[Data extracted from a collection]
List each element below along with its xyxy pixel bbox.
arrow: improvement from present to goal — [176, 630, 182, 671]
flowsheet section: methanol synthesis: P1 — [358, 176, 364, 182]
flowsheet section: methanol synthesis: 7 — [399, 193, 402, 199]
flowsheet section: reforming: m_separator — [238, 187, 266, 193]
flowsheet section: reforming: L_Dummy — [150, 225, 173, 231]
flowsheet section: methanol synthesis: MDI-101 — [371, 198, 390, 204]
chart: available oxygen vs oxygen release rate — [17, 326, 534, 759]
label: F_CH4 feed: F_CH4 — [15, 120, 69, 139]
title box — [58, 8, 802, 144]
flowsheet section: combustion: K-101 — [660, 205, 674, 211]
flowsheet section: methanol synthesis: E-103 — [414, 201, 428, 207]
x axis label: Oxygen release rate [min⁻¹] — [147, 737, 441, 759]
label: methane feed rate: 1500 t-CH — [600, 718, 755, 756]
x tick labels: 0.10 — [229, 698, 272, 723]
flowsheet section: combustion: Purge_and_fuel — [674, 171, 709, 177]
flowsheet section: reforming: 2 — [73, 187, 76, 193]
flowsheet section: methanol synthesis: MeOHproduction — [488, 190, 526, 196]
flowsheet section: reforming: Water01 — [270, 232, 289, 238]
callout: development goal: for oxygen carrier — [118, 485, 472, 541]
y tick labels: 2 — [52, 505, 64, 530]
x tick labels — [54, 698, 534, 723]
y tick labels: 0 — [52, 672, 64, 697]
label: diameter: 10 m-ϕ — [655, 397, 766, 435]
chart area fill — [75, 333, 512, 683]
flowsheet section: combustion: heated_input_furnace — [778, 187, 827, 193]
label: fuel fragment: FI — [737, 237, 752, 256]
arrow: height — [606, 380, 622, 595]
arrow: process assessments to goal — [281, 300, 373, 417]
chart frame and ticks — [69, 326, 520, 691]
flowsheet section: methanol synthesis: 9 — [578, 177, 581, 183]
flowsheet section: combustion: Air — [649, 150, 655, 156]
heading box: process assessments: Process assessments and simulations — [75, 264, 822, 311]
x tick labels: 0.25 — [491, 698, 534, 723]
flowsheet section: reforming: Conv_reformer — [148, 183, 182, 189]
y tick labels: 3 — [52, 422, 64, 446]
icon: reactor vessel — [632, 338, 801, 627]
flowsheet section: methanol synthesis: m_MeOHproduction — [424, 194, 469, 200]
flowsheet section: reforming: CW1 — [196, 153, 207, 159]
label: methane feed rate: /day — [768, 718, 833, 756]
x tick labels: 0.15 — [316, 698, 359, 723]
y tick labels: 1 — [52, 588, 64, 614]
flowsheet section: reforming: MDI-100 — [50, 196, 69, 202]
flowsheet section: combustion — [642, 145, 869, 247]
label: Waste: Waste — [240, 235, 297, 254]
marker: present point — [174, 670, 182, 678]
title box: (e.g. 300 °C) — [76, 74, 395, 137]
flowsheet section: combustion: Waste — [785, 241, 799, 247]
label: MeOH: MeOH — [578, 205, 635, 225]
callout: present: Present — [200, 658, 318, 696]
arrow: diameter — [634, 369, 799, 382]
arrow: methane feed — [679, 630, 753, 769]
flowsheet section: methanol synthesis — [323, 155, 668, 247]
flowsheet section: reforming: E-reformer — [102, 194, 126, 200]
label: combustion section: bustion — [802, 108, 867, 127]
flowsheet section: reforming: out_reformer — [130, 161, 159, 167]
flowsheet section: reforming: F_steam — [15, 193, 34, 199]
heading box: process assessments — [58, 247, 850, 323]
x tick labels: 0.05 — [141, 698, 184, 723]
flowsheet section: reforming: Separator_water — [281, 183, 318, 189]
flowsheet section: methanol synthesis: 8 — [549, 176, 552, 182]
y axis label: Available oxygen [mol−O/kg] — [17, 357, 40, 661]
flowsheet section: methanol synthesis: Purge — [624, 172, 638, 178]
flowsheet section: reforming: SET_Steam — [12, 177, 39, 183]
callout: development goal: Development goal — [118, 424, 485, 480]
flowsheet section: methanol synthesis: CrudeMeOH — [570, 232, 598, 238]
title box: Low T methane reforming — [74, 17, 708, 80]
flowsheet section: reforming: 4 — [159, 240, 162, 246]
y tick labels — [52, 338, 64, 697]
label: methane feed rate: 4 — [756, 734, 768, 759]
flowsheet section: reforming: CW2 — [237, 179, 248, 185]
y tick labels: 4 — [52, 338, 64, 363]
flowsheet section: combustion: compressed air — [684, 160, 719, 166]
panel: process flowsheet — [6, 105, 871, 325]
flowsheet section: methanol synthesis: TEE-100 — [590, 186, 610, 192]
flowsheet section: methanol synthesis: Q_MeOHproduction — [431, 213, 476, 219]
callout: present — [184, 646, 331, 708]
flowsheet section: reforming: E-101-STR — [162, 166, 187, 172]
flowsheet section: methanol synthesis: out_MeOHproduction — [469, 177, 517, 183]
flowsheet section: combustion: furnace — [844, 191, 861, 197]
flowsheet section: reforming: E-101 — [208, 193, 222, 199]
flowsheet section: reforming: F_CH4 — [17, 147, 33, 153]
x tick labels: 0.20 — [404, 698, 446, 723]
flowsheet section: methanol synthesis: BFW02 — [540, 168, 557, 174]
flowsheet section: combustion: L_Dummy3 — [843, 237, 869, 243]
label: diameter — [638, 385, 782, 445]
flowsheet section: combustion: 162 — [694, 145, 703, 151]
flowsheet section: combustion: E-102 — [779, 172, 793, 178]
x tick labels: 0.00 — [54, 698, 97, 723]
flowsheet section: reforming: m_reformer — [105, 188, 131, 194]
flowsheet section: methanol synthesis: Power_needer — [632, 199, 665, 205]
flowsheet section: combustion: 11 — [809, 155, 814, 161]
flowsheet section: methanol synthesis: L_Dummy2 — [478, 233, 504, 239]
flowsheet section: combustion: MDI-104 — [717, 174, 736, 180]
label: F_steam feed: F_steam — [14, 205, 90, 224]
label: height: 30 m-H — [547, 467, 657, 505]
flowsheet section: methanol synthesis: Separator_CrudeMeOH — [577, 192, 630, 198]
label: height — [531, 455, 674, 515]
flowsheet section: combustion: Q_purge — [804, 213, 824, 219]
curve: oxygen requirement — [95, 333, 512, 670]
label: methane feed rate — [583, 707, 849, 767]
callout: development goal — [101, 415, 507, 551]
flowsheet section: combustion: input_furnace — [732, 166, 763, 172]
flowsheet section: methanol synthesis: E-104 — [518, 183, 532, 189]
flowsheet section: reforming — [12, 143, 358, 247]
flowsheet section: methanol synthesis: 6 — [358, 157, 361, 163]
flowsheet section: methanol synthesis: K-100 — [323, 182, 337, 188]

* Stated goal: In the stretch of lines from the start through the line containing "x axis label: Oxygen", change every "methanol synthesis" to "MeOH synthesis" and leave everything else unchanged. Return only those lines.

* Output:
List each element below along with its xyxy pixel bbox.
arrow: improvement from present to goal — [176, 630, 182, 671]
flowsheet section: MeOH synthesis: P1 — [358, 176, 364, 182]
flowsheet section: MeOH synthesis: 7 — [399, 193, 402, 199]
flowsheet section: reforming: m_separator — [238, 187, 266, 193]
flowsheet section: reforming: L_Dummy — [150, 225, 173, 231]
flowsheet section: MeOH synthesis: MDI-101 — [371, 198, 390, 204]
chart: available oxygen vs oxygen release rate — [17, 326, 534, 759]
label: F_CH4 feed: F_CH4 — [15, 120, 69, 139]
title box — [58, 8, 802, 144]
flowsheet section: combustion: K-101 — [660, 205, 674, 211]
flowsheet section: MeOH synthesis: E-103 — [414, 201, 428, 207]
x axis label: Oxygen release rate [min⁻¹] — [147, 737, 441, 759]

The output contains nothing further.